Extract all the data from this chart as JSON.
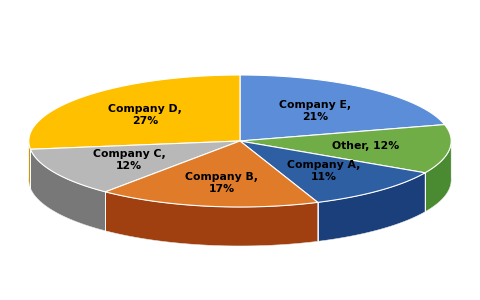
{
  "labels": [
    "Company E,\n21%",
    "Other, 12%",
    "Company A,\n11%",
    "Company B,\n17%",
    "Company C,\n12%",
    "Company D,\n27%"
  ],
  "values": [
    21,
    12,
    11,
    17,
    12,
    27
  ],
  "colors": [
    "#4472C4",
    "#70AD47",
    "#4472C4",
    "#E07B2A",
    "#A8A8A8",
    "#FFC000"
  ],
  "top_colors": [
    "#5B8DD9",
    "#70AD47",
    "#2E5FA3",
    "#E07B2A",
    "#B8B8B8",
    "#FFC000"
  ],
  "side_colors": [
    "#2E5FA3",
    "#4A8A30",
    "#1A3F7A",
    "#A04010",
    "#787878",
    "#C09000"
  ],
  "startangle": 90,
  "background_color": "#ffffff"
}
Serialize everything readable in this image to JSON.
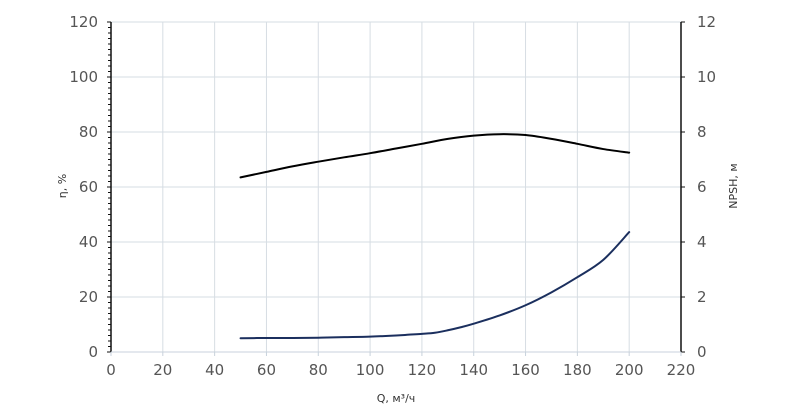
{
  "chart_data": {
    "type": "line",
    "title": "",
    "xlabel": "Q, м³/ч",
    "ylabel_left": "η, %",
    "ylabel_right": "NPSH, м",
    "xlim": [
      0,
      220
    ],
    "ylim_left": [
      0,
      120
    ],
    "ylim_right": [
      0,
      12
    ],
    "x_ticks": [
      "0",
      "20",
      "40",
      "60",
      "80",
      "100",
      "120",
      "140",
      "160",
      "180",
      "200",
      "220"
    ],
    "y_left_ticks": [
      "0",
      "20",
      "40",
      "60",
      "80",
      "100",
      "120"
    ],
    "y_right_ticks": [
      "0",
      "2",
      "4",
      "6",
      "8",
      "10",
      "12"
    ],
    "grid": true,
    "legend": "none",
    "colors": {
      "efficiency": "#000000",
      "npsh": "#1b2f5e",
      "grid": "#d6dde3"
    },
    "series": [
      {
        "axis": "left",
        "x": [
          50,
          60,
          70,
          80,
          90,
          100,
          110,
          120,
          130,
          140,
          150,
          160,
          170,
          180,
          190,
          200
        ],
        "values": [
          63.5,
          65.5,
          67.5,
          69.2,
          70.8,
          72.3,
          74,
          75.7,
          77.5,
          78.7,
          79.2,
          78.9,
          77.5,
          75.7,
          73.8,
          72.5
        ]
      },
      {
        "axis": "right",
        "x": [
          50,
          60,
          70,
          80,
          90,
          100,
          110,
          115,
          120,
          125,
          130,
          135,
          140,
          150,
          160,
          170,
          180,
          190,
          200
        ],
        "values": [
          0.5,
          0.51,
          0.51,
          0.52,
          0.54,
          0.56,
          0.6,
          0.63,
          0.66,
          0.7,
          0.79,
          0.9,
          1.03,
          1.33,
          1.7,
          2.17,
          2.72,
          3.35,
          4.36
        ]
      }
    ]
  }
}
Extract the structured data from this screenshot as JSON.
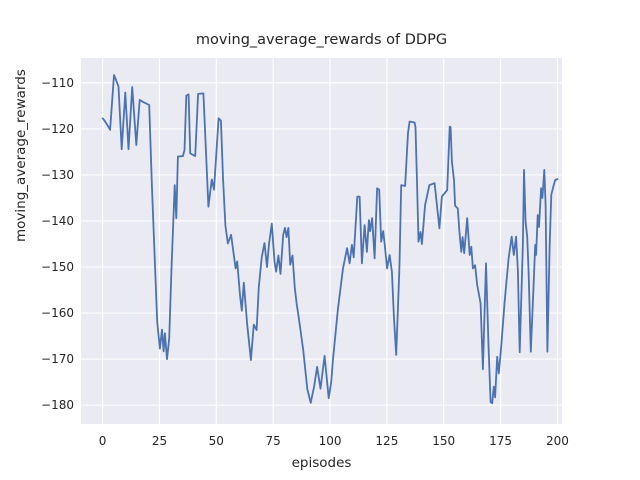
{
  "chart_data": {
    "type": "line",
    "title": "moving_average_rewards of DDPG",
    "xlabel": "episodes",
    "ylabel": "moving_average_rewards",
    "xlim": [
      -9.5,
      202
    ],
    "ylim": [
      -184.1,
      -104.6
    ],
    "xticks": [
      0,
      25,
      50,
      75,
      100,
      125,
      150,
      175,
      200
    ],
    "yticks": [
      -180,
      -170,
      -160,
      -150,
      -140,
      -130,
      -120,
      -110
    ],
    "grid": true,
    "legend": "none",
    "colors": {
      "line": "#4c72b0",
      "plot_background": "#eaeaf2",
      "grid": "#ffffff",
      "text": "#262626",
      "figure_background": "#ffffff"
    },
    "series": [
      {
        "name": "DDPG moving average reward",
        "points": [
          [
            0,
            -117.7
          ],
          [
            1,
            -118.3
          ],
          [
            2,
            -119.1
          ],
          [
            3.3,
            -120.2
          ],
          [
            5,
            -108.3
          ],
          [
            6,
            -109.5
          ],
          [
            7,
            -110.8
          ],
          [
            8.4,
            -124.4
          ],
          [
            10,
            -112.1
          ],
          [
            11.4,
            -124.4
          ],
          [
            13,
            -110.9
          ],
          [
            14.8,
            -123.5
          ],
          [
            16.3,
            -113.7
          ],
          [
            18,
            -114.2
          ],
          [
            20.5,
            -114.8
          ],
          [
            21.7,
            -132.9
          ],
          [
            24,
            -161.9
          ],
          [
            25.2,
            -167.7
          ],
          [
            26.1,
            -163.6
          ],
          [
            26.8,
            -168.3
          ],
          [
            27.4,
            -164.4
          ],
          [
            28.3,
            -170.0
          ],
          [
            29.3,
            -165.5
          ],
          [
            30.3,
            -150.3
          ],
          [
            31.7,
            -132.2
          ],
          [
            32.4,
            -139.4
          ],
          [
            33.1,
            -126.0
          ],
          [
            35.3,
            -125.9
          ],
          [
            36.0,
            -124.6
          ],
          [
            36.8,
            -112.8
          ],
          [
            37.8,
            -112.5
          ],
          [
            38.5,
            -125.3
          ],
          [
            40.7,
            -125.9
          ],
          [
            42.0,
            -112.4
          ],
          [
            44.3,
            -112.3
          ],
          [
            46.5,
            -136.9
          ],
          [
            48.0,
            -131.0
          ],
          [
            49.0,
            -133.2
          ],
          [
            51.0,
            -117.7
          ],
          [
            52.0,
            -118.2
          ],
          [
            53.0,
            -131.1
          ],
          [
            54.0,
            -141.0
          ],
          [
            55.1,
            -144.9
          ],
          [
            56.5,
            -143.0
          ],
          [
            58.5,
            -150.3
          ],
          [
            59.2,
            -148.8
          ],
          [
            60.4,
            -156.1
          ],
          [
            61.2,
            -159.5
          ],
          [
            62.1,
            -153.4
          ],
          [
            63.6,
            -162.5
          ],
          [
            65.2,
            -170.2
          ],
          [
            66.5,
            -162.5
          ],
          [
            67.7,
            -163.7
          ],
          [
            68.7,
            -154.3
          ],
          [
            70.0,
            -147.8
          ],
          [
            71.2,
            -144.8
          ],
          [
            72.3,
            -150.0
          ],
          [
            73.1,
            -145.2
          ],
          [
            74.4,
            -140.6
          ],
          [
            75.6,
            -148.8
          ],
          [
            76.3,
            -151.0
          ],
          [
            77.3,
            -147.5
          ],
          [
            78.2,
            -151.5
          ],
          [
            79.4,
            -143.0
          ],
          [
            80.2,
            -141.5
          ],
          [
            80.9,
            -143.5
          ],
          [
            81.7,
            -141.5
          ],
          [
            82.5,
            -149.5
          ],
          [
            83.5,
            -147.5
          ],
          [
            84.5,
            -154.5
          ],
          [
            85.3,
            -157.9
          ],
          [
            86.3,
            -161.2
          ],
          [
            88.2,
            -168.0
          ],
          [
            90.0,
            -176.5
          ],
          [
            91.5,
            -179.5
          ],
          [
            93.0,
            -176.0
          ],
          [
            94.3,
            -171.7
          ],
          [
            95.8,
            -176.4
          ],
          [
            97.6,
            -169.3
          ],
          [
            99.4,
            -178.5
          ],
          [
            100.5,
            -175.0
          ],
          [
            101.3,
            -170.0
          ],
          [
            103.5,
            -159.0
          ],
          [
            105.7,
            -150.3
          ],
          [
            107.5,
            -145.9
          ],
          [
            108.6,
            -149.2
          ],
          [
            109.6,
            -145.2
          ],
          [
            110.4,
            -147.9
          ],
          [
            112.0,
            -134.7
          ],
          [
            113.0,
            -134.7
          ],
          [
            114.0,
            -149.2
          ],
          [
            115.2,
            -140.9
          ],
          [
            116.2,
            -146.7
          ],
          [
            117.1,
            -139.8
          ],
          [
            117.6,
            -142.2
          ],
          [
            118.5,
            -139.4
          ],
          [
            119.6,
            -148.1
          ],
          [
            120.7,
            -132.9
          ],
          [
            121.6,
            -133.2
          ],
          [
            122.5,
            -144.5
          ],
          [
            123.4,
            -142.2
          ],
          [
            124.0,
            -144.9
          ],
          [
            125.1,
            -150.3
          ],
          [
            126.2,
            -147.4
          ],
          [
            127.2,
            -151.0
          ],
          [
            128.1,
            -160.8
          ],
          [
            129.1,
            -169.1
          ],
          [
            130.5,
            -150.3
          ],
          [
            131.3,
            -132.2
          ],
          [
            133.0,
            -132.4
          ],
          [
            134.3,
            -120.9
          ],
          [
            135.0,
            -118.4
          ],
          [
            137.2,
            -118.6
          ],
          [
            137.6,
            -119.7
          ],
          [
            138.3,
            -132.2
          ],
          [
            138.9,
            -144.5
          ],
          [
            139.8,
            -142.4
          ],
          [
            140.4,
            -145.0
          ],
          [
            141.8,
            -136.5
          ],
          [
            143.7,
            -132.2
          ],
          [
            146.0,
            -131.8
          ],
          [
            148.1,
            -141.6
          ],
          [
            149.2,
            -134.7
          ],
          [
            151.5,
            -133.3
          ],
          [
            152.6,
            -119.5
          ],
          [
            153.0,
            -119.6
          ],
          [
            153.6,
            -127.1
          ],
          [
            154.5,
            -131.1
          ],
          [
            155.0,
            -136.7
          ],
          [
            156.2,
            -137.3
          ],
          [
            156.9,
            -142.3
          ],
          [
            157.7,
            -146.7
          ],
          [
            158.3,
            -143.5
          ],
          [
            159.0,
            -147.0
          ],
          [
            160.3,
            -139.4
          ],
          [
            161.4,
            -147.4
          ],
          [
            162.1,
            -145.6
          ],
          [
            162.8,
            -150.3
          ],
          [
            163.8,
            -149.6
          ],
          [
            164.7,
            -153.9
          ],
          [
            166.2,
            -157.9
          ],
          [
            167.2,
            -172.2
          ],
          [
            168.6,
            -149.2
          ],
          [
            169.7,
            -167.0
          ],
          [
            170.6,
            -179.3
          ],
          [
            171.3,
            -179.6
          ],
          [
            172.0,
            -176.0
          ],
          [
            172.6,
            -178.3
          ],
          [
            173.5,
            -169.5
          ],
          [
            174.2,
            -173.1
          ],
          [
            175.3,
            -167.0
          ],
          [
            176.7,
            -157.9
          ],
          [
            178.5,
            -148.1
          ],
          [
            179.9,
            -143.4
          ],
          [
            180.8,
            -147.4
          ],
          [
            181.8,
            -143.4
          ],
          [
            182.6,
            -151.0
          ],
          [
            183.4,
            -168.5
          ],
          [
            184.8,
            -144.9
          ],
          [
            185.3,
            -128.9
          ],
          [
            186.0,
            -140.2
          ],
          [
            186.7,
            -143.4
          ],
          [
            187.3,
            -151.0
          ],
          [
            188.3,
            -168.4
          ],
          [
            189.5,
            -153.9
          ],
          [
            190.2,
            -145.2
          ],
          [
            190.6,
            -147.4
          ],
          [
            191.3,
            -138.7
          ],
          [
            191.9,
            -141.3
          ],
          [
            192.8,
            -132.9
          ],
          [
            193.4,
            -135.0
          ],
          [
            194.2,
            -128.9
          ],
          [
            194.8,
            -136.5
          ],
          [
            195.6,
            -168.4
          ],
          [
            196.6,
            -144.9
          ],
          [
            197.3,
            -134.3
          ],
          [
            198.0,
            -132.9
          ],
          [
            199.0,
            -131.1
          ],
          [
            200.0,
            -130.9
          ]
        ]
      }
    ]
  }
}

> _WHAT IS BEING ASKED_
Reproduce each line from the records that contains the word "Company".

> _PROBLEM SOLUTION_
    "Company E,\n21%",
    "Company A,\n11%",
    "Company B,\n17%",
    "Company C,\n12%",
    "Company D,\n27%"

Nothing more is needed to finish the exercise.